Given request: Give a verbatim copy of the lines below, minus the pictures.
═══ Input for this task ═══
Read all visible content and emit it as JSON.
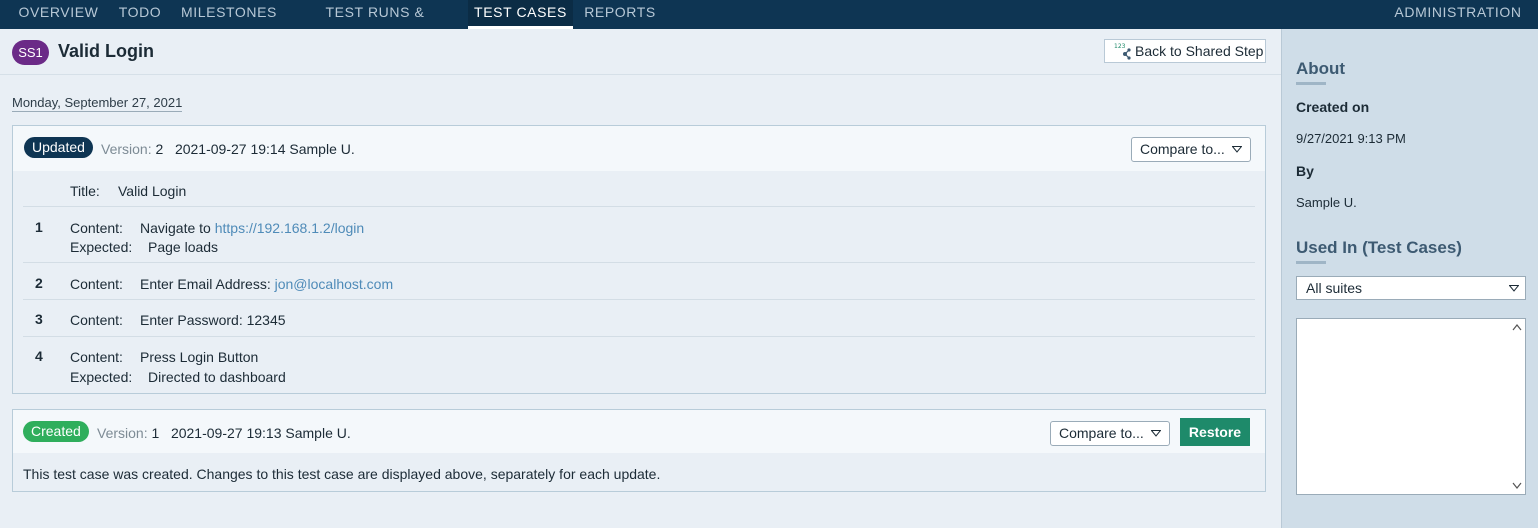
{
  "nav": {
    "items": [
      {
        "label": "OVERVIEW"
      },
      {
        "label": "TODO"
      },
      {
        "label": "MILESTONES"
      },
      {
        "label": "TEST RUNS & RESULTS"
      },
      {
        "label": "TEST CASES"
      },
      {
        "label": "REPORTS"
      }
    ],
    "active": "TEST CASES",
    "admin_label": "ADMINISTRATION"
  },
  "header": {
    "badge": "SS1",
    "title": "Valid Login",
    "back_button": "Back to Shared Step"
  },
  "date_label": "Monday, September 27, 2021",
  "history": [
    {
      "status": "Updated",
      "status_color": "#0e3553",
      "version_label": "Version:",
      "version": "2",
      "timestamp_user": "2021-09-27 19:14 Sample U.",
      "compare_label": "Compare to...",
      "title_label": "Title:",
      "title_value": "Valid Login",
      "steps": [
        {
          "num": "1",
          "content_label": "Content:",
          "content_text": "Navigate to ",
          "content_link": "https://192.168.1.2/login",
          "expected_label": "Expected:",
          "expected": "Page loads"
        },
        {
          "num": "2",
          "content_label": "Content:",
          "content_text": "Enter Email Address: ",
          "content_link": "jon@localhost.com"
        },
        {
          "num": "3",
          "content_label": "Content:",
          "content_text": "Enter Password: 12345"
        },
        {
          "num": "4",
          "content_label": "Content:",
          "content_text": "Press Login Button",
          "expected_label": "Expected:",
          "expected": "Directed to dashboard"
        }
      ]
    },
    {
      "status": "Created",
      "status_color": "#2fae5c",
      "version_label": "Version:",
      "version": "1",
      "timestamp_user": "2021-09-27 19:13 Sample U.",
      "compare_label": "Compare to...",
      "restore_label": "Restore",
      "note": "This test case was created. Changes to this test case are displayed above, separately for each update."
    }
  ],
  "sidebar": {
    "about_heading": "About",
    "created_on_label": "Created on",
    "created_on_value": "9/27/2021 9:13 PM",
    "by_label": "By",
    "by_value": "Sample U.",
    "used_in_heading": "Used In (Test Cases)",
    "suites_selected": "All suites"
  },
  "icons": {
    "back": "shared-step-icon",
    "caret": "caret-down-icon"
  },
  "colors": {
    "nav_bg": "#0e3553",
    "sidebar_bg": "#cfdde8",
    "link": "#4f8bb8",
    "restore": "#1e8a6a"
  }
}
═══
Answer to this problem:
Read all visible content and emit it as JSON.
{
  "nav": {
    "items": [
      {
        "label": "OVERVIEW"
      },
      {
        "label": "TODO"
      },
      {
        "label": "MILESTONES"
      },
      {
        "label": "TEST RUNS & RESULTS"
      },
      {
        "label": "TEST CASES"
      },
      {
        "label": "REPORTS"
      }
    ],
    "active": "TEST CASES",
    "admin_label": "ADMINISTRATION"
  },
  "header": {
    "badge": "SS1",
    "title": "Valid Login",
    "back_button": "Back to Shared Step"
  },
  "date_label": "Monday, September 27, 2021",
  "history": [
    {
      "status": "Updated",
      "status_color": "#0e3553",
      "version_label": "Version:",
      "version": "2",
      "timestamp_user": "2021-09-27 19:14 Sample U.",
      "compare_label": "Compare to...",
      "title_label": "Title:",
      "title_value": "Valid Login",
      "steps": [
        {
          "num": "1",
          "content_label": "Content:",
          "content_text": "Navigate to ",
          "content_link": "https://192.168.1.2/login",
          "expected_label": "Expected:",
          "expected": "Page loads"
        },
        {
          "num": "2",
          "content_label": "Content:",
          "content_text": "Enter Email Address: ",
          "content_link": "jon@localhost.com"
        },
        {
          "num": "3",
          "content_label": "Content:",
          "content_text": "Enter Password: 12345"
        },
        {
          "num": "4",
          "content_label": "Content:",
          "content_text": "Press Login Button",
          "expected_label": "Expected:",
          "expected": "Directed to dashboard"
        }
      ]
    },
    {
      "status": "Created",
      "status_color": "#2fae5c",
      "version_label": "Version:",
      "version": "1",
      "timestamp_user": "2021-09-27 19:13 Sample U.",
      "compare_label": "Compare to...",
      "restore_label": "Restore",
      "note": "This test case was created. Changes to this test case are displayed above, separately for each update."
    }
  ],
  "sidebar": {
    "about_heading": "About",
    "created_on_label": "Created on",
    "created_on_value": "9/27/2021 9:13 PM",
    "by_label": "By",
    "by_value": "Sample U.",
    "used_in_heading": "Used In (Test Cases)",
    "suites_selected": "All suites"
  },
  "icons": {
    "back": "shared-step-icon",
    "caret": "caret-down-icon"
  },
  "colors": {
    "nav_bg": "#0e3553",
    "sidebar_bg": "#cfdde8",
    "link": "#4f8bb8",
    "restore": "#1e8a6a"
  }
}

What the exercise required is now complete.